What to produce | Copy exactly, and only, the lines from the line containing "Decode this image" through the last line of the records below, both included, and leave out any pictures.

Dataset content |
[start]

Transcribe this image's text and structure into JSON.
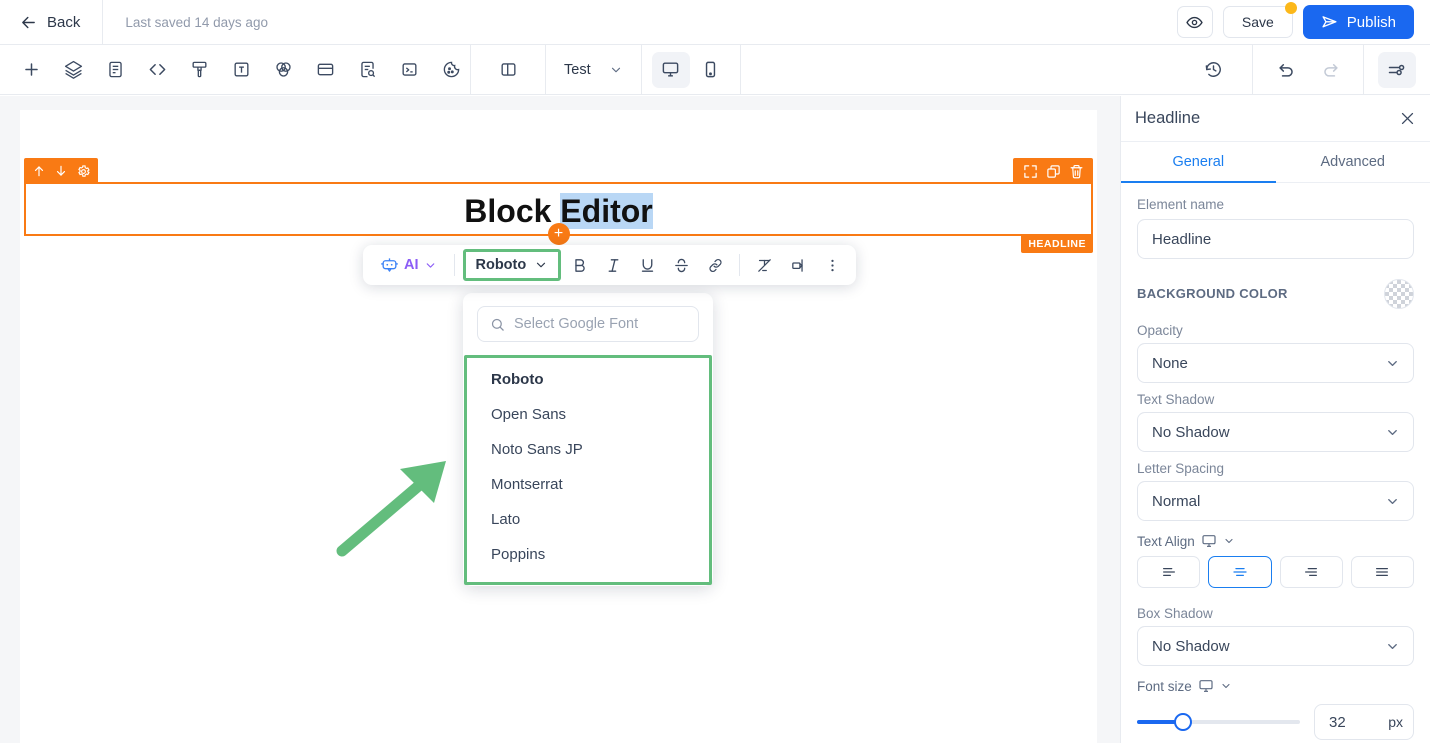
{
  "topbar": {
    "back_label": "Back",
    "saved_text": "Last saved 14 days ago",
    "preview_icon": "eye-icon",
    "save_label": "Save",
    "publish_label": "Publish",
    "publish_icon": "paper-plane-icon",
    "accent_blue": "#1a68f0",
    "badge_color": "#fcb81a"
  },
  "toolbar": {
    "left_icons": [
      "plus-icon",
      "layers-icon",
      "document-icon",
      "code-icon",
      "brush-icon",
      "text-box-icon",
      "color-blend-icon",
      "card-icon",
      "form-search-icon",
      "terminal-icon",
      "cookie-palette-icon"
    ],
    "panel_icon": "split-panel-icon",
    "test_label": "Test",
    "devices": [
      {
        "name": "desktop-view",
        "active": true
      },
      {
        "name": "mobile-view",
        "active": false
      }
    ],
    "history_icon": "history-clock-icon",
    "undo_icon": "undo-icon",
    "redo_icon": "redo-icon",
    "settings_icon": "settings-sliders-icon"
  },
  "canvas": {
    "block": {
      "label": "HEADLINE",
      "accent": "#f97a14",
      "text_before": "Block ",
      "text_selected": "Editor",
      "left_icons": [
        "move-up-icon",
        "move-down-icon",
        "gear-icon"
      ],
      "right_icons": [
        "expand-icon",
        "duplicate-icon",
        "trash-icon"
      ],
      "add_button": "+"
    }
  },
  "format_toolbar": {
    "ai_label": "AI",
    "ai_icon": "robot-icon",
    "font_value": "Roboto",
    "buttons": [
      {
        "name": "bold-button",
        "glyph": "B"
      },
      {
        "name": "italic-button",
        "glyph": "I"
      },
      {
        "name": "underline-button",
        "glyph": "U"
      },
      {
        "name": "strikethrough-button",
        "glyph": "S"
      },
      {
        "name": "link-button",
        "glyph": "link-icon"
      },
      {
        "name": "clear-format-button",
        "glyph": "clear-format-icon"
      },
      {
        "name": "text-direction-button",
        "glyph": "text-direction-icon"
      },
      {
        "name": "more-options-button",
        "glyph": "vertical-dots-icon"
      }
    ],
    "highlight_color": "#63bd7d"
  },
  "font_dropdown": {
    "search_placeholder": "Select Google Font",
    "search_value": "",
    "search_icon": "search-icon",
    "fonts": [
      {
        "label": "Roboto",
        "selected": true
      },
      {
        "label": "Open Sans",
        "selected": false
      },
      {
        "label": "Noto Sans JP",
        "selected": false
      },
      {
        "label": "Montserrat",
        "selected": false
      },
      {
        "label": "Lato",
        "selected": false
      },
      {
        "label": "Poppins",
        "selected": false
      }
    ]
  },
  "annotation": {
    "arrow_color": "#63bd7d"
  },
  "panel": {
    "title": "Headline",
    "close_icon": "close-icon",
    "tabs": [
      {
        "label": "General",
        "active": true
      },
      {
        "label": "Advanced",
        "active": false
      }
    ],
    "element_name_label": "Element name",
    "element_name_value": "Headline",
    "background_color_label": "BACKGROUND COLOR",
    "background_swatch": "transparent-checkerboard",
    "fields": [
      {
        "label": "Opacity",
        "value": "None"
      },
      {
        "label": "Text Shadow",
        "value": "No Shadow"
      },
      {
        "label": "Letter Spacing",
        "value": "Normal"
      }
    ],
    "text_align": {
      "label": "Text Align",
      "device_icon": "desktop-icon",
      "options": [
        {
          "name": "align-left",
          "active": false
        },
        {
          "name": "align-center",
          "active": true
        },
        {
          "name": "align-right",
          "active": false
        },
        {
          "name": "align-justify",
          "active": false
        }
      ]
    },
    "box_shadow": {
      "label": "Box Shadow",
      "value": "No Shadow"
    },
    "font_size": {
      "label": "Font size",
      "device_icon": "desktop-icon",
      "value": "32",
      "unit": "px",
      "percent": 28
    }
  }
}
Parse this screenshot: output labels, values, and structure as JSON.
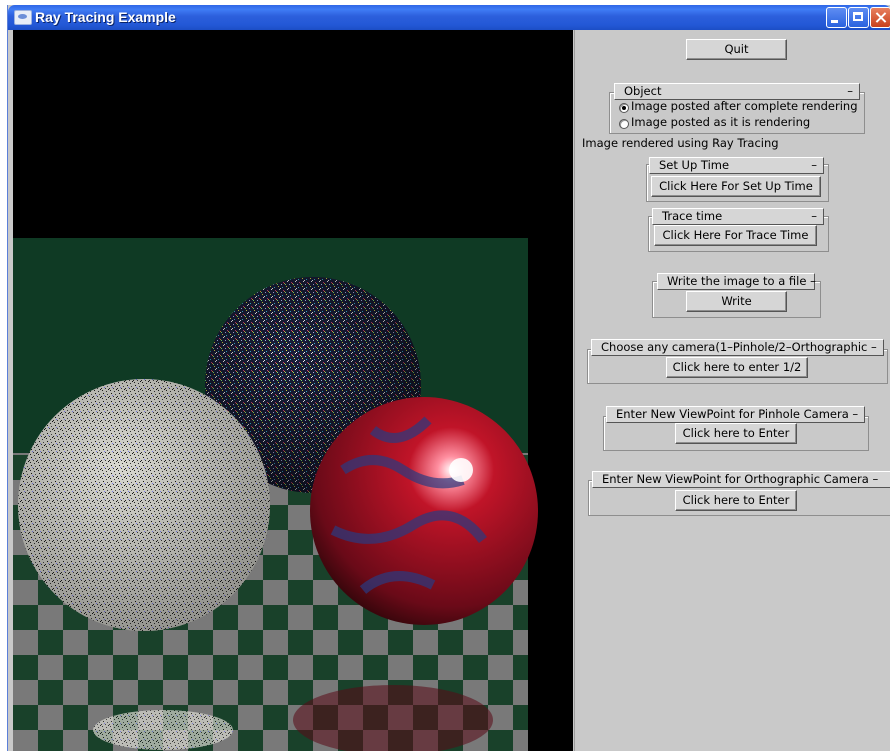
{
  "window": {
    "title": "Ray Tracing Example"
  },
  "controls": {
    "quit_label": "Quit",
    "object_group": {
      "title": "Object",
      "collapse_glyph": "–",
      "options": [
        {
          "label": "Image posted after complete rendering",
          "selected": true
        },
        {
          "label": "Image posted as it is rendering",
          "selected": false
        }
      ]
    },
    "status_text": "Image rendered using Ray Tracing",
    "setup_group": {
      "title": "Set Up Time",
      "collapse_glyph": "–",
      "button_label": "Click Here For Set Up Time"
    },
    "trace_group": {
      "title": "Trace time",
      "collapse_glyph": "–",
      "button_label": "Click Here For Trace Time"
    },
    "write_group": {
      "title": "Write the image to a file –",
      "button_label": "Write"
    },
    "camera_group": {
      "title": "Choose any camera(1–Pinhole/2–Orthographic –",
      "button_label": "Click here to enter 1/2"
    },
    "pinhole_group": {
      "title": "Enter New ViewPoint for Pinhole Camera –",
      "button_label": "Click here to Enter"
    },
    "ortho_group": {
      "title": "Enter New ViewPoint for Orthographic Camera –",
      "button_label": "Click here to Enter"
    }
  },
  "colors": {
    "titlebar": "#2358d6",
    "panel_bg": "#c9c9c9",
    "floor_green": "#1d4a30",
    "floor_gray": "#8a8a8a",
    "sphere_red": "#a01020",
    "sphere_blue_pattern": "#2a3a80"
  }
}
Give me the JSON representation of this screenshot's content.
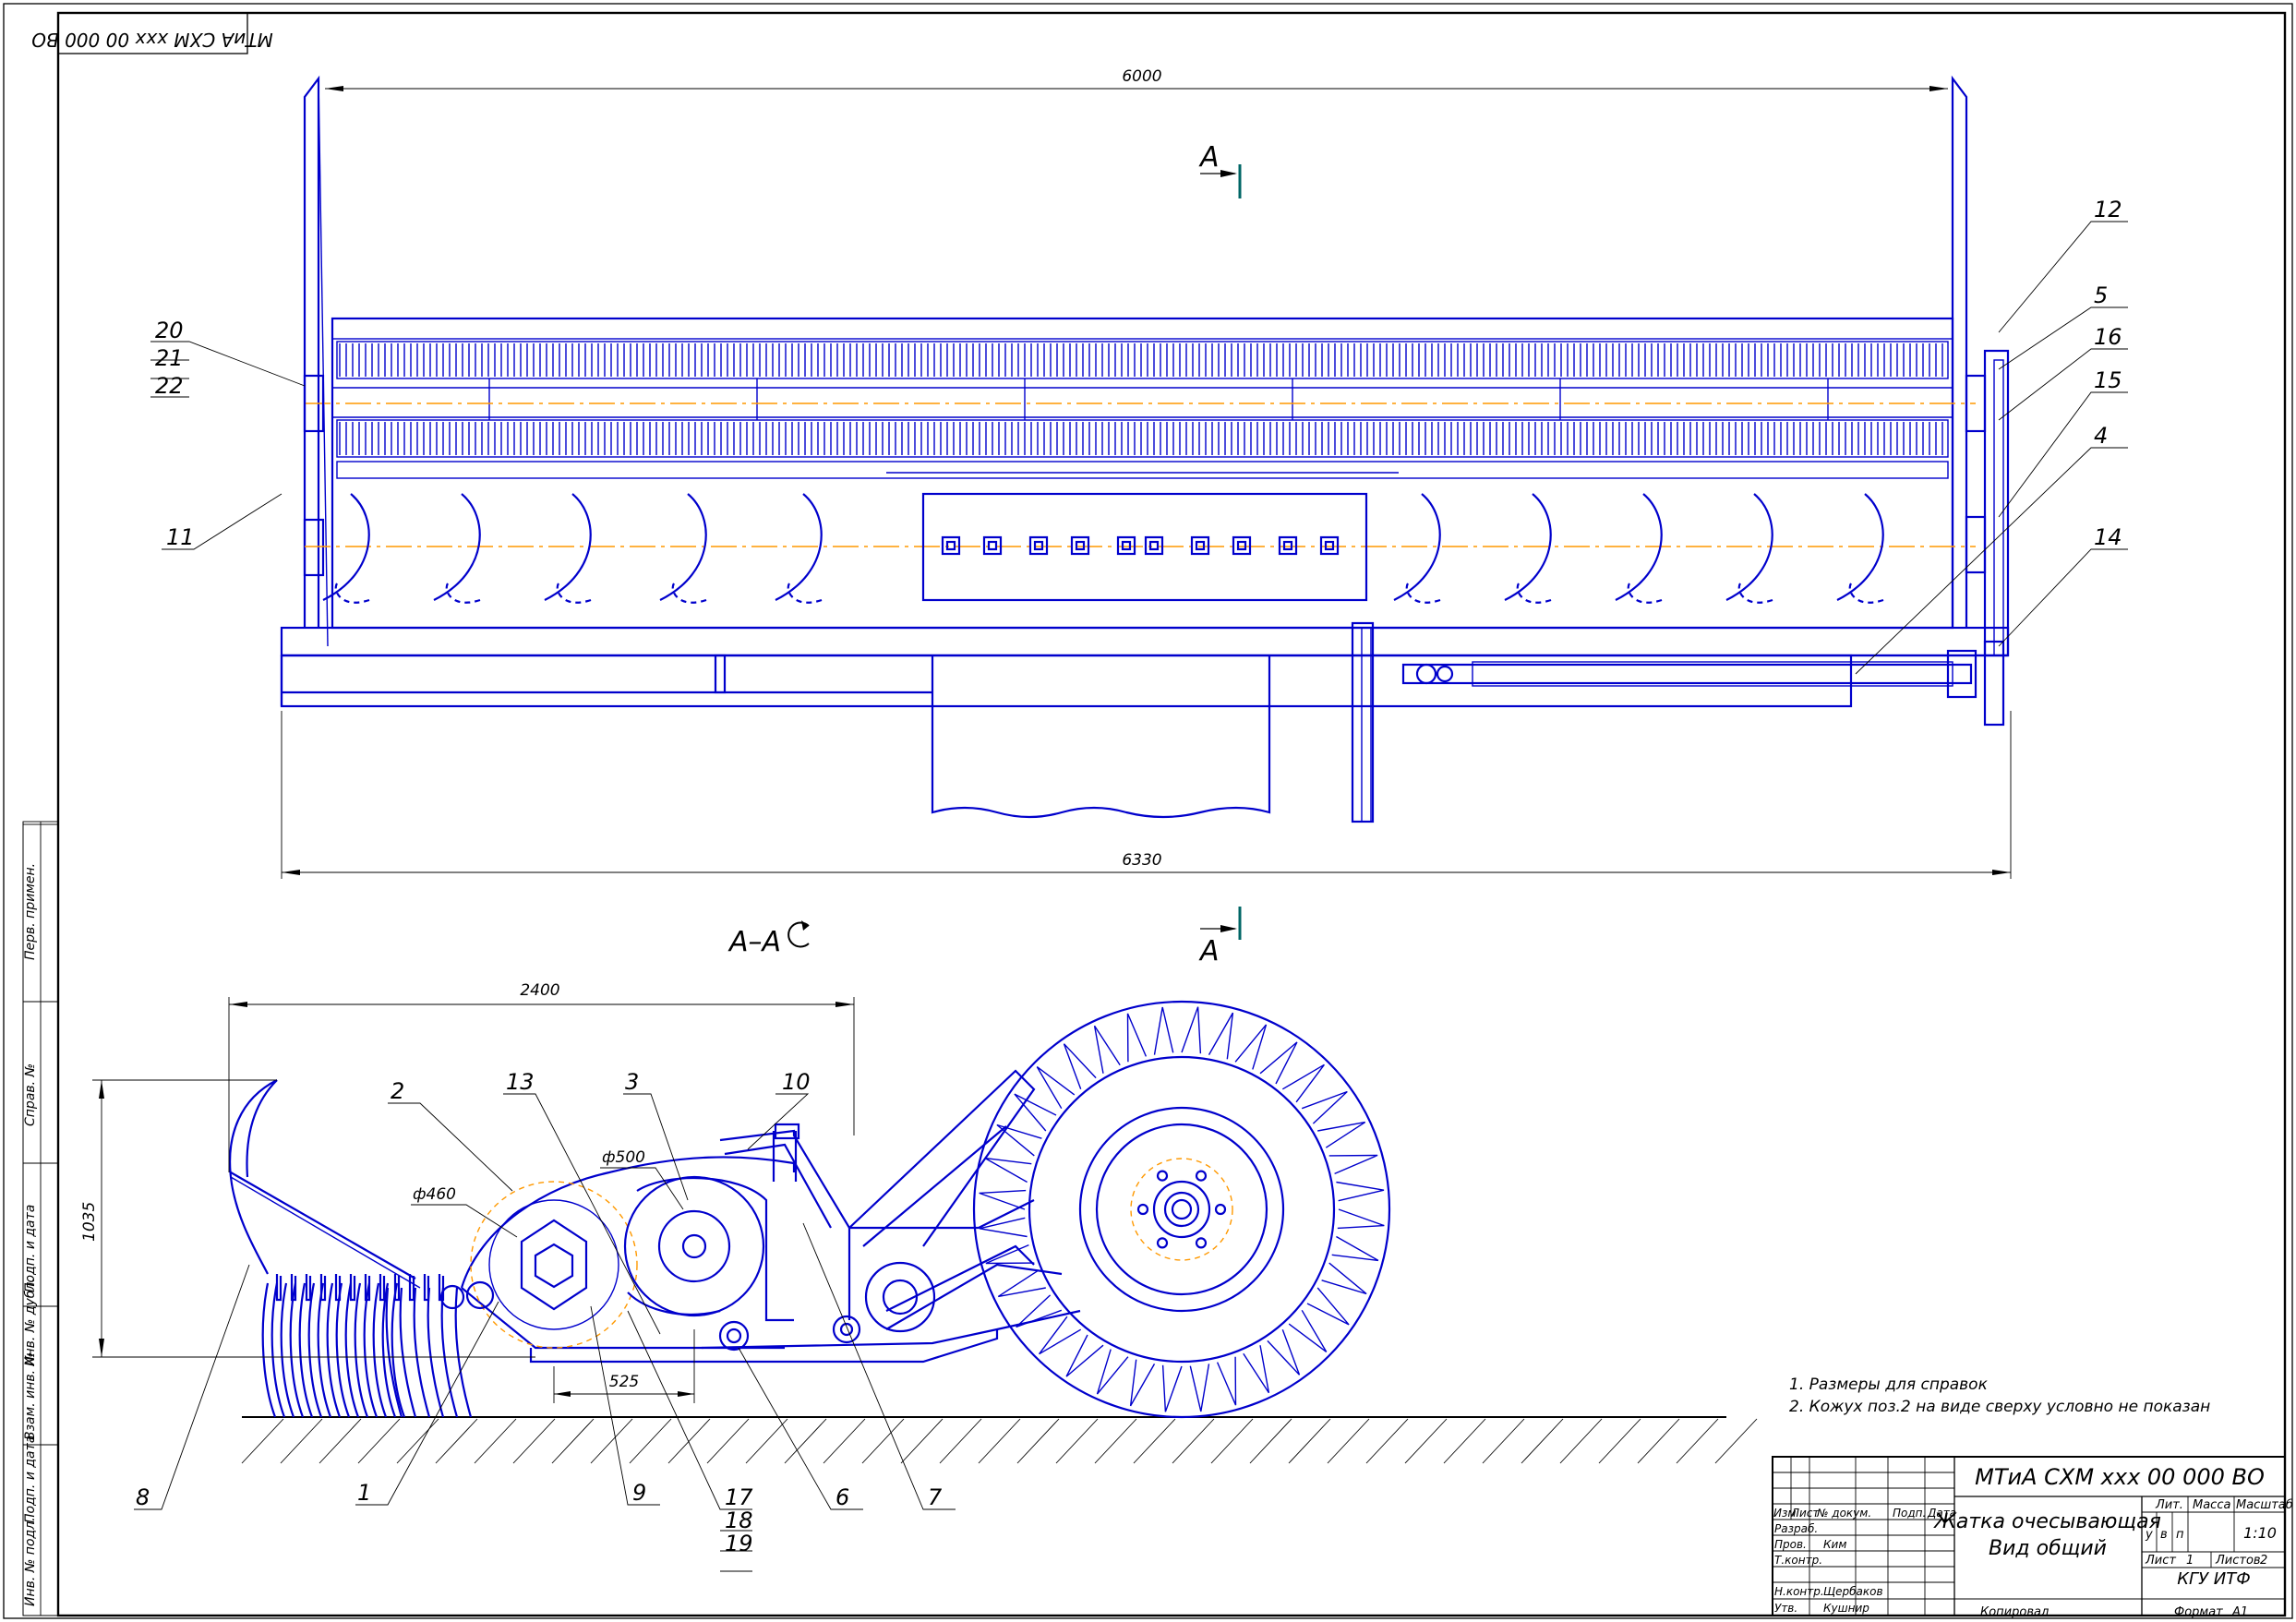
{
  "colors": {
    "line": "#0000cc",
    "dim": "#000000",
    "axis": "#ff9900",
    "section_mark": "#006666"
  },
  "stamp_rotated": "МТиА СХМ ххх 00 000 ВО",
  "dims": {
    "top_width": "6000",
    "bottom_width": "6330",
    "section_length": "2400",
    "height": "1035",
    "d460": "ф460",
    "d500": "ф500",
    "spacing": "525"
  },
  "section": {
    "label_top": "А",
    "label_bottom": "А",
    "title": "А–А"
  },
  "positions_top": {
    "p20": "20",
    "p21": "21",
    "p22": "22",
    "p11": "11",
    "p12": "12",
    "p5": "5",
    "p16": "16",
    "p15": "15",
    "p4": "4",
    "p14": "14"
  },
  "positions_side": {
    "p2": "2",
    "p13": "13",
    "p3": "3",
    "p10": "10",
    "p8": "8",
    "p1": "1",
    "p9": "9",
    "p17": "17",
    "p18": "18",
    "p19": "19",
    "p6": "6",
    "p7": "7"
  },
  "notes": [
    "1. Размеры для справок",
    "2. Кожух поз.2 на виде сверху условно не показан"
  ],
  "side_stamps": [
    "Перв. примен.",
    "Справ. №",
    "Подп. и дата",
    "Инв. № дубл.",
    "Взам. инв. №",
    "Подп. и дата",
    "Инв. № подл."
  ],
  "title_block": {
    "designation": "МТиА СХМ ххх 00 000 ВО",
    "name_line1": "Жатка очесывающая",
    "name_line2": "Вид общий",
    "head_izm": "Изм",
    "head_list": "Лист",
    "head_doc": "№ докум.",
    "head_podp": "Подп.",
    "head_date": "Дата",
    "role_razrab": "Разраб.",
    "role_prov": "Пров.",
    "role_tkontr": "Т.контр.",
    "role_nkontr": "Н.контр.",
    "role_utv": "Утв.",
    "name_prov": "Ким",
    "name_nkontr": "Щербаков",
    "name_utv": "Кушнир",
    "lit": "Лит.",
    "lit_u": "у",
    "lit_v": "в",
    "lit_p": "п",
    "mass": "Масса",
    "scale": "Масштаб",
    "scale_value": "1:10",
    "sheet": "Лист",
    "sheet_no": "1",
    "sheets": "Листов",
    "sheets_no": "2",
    "org": "КГУ ИТФ",
    "copied": "Копировал",
    "format": "Формат",
    "format_value": "А1"
  }
}
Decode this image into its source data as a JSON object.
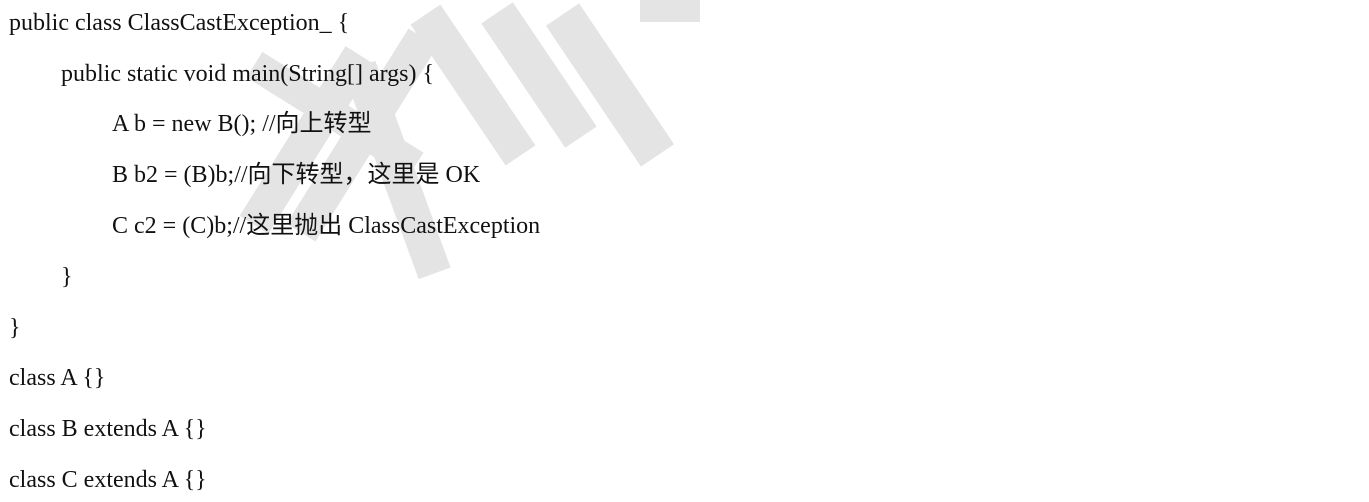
{
  "code": {
    "lines": [
      "public class ClassCastException_ {",
      "public static void main(String[] args) {",
      "A b = new B(); //向上转型",
      "B b2 = (B)b;//向下转型，这里是 OK",
      "C c2 = (C)b;//这里抛出 ClassCastException",
      "}",
      "}",
      "class A {}",
      "class B extends A {}",
      "class C extends A {}"
    ]
  },
  "watermark": {
    "color": "#e6e6e6"
  }
}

[end]

Exercise result |
Decode this image into its source data as a JSON object.
{
  "code": {
    "lines": [
      "public class ClassCastException_ {",
      "public static void main(String[] args) {",
      "A b = new B(); //向上转型",
      "B b2 = (B)b;//向下转型，这里是 OK",
      "C c2 = (C)b;//这里抛出 ClassCastException",
      "}",
      "}",
      "class A {}",
      "class B extends A {}",
      "class C extends A {}"
    ]
  },
  "watermark": {
    "color": "#e6e6e6"
  }
}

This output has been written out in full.